(Figure collection entries)
***

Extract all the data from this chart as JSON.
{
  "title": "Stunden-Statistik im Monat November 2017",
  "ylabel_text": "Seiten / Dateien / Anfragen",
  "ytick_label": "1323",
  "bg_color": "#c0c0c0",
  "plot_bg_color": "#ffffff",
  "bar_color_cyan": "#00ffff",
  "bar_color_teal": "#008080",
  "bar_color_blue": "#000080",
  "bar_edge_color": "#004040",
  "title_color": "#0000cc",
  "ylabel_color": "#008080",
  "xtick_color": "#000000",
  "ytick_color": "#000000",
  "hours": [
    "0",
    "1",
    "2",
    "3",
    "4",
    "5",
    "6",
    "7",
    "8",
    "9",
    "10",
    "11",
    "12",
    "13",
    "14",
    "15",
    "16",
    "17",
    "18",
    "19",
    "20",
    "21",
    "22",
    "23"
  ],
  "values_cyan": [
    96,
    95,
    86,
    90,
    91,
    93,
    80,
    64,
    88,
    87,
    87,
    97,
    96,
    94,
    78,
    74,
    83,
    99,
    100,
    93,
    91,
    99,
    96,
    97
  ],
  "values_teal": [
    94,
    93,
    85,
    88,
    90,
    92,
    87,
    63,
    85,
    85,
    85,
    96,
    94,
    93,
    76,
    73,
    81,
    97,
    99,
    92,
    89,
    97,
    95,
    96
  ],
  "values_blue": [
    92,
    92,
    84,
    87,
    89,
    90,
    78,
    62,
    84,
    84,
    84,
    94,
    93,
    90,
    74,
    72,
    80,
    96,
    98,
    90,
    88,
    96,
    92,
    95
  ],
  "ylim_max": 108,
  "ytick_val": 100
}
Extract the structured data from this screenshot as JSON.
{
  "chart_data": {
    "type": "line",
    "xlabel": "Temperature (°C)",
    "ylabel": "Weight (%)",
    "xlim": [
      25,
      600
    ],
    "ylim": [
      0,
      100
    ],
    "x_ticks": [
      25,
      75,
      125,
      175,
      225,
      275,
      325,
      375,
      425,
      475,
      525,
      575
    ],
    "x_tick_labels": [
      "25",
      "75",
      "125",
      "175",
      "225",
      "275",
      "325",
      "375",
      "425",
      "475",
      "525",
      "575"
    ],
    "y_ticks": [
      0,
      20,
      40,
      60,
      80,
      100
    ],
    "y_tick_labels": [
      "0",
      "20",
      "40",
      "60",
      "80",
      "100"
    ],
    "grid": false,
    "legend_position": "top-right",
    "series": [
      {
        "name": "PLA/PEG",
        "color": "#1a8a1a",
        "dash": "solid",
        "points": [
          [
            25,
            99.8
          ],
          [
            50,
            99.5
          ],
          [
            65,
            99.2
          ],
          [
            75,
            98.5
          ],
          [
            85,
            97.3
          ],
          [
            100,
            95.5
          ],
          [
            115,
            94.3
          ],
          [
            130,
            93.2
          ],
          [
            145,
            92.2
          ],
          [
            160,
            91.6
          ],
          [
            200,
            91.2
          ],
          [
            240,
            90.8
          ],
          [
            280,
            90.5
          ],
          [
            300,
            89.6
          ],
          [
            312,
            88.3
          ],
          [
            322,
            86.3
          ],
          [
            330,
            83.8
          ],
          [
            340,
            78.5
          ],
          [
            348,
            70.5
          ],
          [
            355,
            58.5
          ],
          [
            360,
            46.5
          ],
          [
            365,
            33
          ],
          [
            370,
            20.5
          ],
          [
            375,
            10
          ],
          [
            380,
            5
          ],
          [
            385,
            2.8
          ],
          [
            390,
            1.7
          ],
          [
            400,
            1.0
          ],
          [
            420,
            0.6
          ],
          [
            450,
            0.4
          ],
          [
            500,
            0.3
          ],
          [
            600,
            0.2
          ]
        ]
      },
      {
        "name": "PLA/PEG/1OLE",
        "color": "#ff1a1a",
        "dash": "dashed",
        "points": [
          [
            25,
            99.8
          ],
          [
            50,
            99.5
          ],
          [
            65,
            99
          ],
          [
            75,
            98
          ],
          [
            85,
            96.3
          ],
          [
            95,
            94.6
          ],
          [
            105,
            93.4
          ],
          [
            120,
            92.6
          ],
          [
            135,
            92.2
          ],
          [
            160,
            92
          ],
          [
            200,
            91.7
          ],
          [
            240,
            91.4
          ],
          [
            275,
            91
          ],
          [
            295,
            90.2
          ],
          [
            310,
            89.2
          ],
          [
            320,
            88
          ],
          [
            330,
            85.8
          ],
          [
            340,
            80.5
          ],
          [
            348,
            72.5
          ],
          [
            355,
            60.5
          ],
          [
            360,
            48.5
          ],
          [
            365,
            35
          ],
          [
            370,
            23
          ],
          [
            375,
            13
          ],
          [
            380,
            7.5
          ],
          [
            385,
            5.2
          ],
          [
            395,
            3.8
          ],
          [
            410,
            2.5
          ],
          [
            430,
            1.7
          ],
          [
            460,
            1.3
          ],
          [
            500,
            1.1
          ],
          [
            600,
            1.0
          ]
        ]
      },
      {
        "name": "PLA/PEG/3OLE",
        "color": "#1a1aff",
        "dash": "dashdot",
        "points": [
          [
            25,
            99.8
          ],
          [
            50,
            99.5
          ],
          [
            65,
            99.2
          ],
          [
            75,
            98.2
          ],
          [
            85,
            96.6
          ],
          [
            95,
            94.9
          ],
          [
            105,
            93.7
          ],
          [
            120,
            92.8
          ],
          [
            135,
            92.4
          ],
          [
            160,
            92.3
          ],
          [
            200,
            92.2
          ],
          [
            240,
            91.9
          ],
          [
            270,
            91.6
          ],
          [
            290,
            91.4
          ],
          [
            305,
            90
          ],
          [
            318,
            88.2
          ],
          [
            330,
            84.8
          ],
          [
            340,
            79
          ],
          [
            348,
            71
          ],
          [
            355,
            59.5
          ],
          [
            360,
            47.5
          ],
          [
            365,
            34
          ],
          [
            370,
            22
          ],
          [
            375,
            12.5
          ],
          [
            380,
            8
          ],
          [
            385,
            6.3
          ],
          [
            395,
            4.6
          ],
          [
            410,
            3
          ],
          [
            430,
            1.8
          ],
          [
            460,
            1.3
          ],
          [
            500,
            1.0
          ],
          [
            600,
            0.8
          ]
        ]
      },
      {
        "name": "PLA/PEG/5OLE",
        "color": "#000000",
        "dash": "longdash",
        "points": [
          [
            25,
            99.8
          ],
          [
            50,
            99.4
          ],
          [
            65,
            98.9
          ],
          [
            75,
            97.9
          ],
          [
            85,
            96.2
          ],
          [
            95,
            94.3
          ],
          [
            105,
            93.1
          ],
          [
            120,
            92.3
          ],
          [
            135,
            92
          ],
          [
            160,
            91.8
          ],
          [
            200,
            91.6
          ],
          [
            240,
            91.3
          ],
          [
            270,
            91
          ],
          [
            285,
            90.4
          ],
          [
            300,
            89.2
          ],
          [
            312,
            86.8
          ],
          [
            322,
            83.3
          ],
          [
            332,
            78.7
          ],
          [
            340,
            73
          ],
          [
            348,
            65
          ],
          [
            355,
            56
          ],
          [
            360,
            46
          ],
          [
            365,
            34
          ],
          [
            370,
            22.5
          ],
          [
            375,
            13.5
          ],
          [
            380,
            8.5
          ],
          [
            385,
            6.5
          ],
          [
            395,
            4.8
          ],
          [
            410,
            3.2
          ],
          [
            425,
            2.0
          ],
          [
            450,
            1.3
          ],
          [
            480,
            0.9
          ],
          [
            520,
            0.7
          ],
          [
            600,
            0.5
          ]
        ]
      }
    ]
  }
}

***

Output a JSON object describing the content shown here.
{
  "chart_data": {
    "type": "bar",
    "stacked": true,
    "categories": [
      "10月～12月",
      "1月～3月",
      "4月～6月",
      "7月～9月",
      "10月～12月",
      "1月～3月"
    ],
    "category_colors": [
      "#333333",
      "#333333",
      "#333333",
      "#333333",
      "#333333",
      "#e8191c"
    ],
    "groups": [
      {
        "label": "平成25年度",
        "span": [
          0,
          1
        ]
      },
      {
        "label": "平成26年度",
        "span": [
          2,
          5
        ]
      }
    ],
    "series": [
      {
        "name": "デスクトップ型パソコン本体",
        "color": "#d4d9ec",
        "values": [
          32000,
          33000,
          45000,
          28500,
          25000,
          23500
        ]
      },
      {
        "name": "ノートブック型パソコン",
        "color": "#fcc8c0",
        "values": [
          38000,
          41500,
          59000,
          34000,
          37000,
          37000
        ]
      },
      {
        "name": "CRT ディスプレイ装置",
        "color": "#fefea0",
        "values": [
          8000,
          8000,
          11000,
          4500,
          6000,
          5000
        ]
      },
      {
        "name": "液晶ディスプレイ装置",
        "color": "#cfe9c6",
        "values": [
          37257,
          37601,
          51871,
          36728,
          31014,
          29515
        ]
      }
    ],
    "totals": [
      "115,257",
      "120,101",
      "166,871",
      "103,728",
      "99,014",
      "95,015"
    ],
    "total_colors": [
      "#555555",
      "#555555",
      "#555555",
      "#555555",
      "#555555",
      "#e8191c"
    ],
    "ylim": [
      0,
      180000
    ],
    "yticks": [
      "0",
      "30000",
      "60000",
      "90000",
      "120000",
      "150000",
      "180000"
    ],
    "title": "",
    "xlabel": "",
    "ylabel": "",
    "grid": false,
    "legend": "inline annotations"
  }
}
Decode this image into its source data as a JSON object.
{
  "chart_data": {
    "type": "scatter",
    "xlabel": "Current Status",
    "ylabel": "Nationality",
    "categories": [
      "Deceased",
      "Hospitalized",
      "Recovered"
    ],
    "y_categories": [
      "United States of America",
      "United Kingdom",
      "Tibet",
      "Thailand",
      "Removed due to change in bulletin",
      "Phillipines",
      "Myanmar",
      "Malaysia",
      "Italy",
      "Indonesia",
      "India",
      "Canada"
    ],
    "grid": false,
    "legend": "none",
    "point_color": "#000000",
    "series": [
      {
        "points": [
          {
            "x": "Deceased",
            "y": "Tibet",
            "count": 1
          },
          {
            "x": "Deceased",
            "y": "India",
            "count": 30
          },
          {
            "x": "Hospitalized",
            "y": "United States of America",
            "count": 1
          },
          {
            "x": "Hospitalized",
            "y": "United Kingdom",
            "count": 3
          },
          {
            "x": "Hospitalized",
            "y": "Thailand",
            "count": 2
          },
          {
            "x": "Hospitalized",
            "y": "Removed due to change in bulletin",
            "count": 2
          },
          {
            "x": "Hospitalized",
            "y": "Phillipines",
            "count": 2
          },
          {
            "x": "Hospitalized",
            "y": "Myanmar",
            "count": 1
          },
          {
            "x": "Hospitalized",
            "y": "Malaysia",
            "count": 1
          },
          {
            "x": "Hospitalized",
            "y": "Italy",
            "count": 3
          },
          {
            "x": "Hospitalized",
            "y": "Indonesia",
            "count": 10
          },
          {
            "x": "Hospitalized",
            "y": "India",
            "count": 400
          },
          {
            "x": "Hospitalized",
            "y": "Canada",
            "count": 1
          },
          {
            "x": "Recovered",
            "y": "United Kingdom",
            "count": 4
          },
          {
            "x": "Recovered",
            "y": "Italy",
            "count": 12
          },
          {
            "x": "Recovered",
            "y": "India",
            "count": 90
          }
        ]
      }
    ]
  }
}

***

## Description of the task:
Find each line with the string "States" and copy it out.

## Task output:
      "United States of America",
            "y": "United States of America",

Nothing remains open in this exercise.